SET EXERCISE: Pick out and copy every line below that has the word "JSON".

PROVIDED DATA:
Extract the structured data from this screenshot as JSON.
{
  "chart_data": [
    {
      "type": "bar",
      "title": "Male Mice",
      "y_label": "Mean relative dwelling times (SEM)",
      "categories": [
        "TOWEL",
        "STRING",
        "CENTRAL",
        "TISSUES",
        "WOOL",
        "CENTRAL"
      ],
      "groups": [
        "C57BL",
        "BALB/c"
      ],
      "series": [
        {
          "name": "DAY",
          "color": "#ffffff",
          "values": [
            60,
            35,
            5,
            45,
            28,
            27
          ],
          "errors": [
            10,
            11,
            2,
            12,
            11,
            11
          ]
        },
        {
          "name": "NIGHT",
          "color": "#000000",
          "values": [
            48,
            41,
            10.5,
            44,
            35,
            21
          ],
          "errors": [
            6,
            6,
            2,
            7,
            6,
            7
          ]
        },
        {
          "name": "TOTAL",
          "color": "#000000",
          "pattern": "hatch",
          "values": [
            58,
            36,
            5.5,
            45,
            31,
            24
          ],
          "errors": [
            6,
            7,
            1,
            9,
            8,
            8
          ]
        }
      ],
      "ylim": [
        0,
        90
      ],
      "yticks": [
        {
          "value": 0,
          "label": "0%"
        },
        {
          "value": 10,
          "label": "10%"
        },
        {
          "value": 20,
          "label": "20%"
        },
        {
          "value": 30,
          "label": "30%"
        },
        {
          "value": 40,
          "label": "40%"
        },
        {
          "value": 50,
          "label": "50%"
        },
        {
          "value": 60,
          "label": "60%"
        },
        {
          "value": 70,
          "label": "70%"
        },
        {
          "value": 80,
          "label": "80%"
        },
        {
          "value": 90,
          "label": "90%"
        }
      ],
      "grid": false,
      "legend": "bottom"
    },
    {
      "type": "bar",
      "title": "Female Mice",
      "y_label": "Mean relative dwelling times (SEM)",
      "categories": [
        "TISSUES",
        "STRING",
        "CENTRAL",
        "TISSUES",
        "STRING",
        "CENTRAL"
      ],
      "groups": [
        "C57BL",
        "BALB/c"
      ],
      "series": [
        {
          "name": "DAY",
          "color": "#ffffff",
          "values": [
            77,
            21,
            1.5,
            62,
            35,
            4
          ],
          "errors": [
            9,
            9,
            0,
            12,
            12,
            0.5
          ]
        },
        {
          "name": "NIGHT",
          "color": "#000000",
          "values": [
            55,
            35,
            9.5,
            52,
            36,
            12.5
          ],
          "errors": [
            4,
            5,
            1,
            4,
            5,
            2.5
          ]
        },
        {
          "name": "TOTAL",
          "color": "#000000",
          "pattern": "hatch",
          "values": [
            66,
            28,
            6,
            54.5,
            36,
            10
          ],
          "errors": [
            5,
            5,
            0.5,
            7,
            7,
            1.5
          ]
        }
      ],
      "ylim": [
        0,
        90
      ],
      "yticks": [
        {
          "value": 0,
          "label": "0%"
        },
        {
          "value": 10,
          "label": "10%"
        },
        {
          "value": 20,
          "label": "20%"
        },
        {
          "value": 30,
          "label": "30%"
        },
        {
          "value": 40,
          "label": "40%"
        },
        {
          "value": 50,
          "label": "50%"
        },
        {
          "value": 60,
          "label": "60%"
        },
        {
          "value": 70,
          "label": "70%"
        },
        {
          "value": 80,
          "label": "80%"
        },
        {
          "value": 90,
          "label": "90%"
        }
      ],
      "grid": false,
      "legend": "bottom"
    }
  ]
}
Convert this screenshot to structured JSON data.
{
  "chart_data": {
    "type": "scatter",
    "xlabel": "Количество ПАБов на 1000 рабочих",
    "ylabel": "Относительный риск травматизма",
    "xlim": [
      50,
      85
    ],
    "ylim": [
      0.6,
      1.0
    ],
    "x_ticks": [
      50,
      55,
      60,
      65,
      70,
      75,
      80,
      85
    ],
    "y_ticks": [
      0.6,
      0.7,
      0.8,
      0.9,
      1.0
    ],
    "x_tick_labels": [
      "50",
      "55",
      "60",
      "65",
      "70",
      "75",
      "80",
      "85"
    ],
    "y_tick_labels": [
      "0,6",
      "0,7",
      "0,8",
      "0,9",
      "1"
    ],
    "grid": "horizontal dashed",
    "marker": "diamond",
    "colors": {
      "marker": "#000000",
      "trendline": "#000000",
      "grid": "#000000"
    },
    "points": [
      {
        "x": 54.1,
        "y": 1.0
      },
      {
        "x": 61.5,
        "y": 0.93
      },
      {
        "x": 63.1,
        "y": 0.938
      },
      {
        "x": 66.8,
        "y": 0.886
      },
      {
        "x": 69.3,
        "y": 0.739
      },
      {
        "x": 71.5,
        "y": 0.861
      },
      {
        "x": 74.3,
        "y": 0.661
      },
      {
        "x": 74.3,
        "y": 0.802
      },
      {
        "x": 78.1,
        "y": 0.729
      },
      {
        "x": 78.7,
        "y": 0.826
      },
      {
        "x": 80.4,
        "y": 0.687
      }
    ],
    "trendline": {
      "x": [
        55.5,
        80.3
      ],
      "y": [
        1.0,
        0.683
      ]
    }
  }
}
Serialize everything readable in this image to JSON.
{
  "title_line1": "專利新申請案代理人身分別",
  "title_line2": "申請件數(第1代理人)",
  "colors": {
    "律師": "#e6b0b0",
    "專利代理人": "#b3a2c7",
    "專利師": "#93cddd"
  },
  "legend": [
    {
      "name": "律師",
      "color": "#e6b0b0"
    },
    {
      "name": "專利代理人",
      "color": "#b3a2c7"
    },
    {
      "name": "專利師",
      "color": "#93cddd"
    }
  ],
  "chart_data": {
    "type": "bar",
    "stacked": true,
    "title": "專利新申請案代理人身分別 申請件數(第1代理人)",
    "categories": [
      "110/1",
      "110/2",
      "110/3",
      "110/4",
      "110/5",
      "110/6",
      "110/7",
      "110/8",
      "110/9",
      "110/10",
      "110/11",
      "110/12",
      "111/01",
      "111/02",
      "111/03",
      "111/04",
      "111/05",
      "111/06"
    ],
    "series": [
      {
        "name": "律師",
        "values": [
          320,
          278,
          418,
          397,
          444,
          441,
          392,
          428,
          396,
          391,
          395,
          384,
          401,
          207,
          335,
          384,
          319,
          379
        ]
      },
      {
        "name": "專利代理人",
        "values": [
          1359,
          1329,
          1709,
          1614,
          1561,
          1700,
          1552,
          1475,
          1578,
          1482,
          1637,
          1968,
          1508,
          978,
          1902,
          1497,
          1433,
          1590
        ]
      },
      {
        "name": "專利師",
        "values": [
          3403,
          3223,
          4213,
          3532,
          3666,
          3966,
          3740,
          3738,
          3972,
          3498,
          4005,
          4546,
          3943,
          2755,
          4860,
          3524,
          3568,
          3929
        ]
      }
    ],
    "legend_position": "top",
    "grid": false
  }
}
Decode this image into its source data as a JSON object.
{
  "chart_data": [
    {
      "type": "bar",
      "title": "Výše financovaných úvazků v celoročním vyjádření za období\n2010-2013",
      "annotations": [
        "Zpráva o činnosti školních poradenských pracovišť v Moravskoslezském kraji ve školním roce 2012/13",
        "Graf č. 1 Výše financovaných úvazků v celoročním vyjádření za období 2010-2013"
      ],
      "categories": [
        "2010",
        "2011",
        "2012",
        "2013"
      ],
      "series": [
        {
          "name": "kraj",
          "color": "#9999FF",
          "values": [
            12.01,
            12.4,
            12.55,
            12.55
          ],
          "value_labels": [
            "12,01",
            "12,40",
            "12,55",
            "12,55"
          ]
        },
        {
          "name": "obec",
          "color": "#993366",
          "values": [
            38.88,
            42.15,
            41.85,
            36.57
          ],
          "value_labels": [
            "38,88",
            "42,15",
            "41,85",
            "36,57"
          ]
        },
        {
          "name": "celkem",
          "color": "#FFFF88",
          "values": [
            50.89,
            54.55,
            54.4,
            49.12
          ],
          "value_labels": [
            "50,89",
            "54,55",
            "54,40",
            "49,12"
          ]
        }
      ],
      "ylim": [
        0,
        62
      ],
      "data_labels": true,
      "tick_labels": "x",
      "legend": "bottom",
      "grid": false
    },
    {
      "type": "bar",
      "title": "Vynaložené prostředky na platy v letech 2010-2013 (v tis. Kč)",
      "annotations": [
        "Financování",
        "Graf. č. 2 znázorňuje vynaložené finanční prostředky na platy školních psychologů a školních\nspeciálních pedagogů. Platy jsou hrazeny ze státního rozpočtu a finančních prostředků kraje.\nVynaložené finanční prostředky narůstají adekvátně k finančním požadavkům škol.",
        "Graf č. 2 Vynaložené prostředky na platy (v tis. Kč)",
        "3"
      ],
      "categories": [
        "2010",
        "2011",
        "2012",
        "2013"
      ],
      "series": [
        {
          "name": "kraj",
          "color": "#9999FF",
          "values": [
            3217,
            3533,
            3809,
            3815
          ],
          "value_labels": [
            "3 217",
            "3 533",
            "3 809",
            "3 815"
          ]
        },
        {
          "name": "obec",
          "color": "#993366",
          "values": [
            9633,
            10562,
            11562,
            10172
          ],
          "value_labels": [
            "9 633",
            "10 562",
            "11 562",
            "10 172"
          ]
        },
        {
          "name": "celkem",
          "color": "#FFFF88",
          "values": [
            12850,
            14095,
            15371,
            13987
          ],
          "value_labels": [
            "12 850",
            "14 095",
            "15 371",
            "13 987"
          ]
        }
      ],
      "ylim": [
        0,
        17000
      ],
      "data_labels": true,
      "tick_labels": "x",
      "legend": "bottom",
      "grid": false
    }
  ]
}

RESULT OF THE TASK:
Extract the structured data from this screenshot as JSON.
Convert this screenshot to structured JSON data.
Serialize everything readable in this image to JSON.
Decode this image into its source data as a JSON object.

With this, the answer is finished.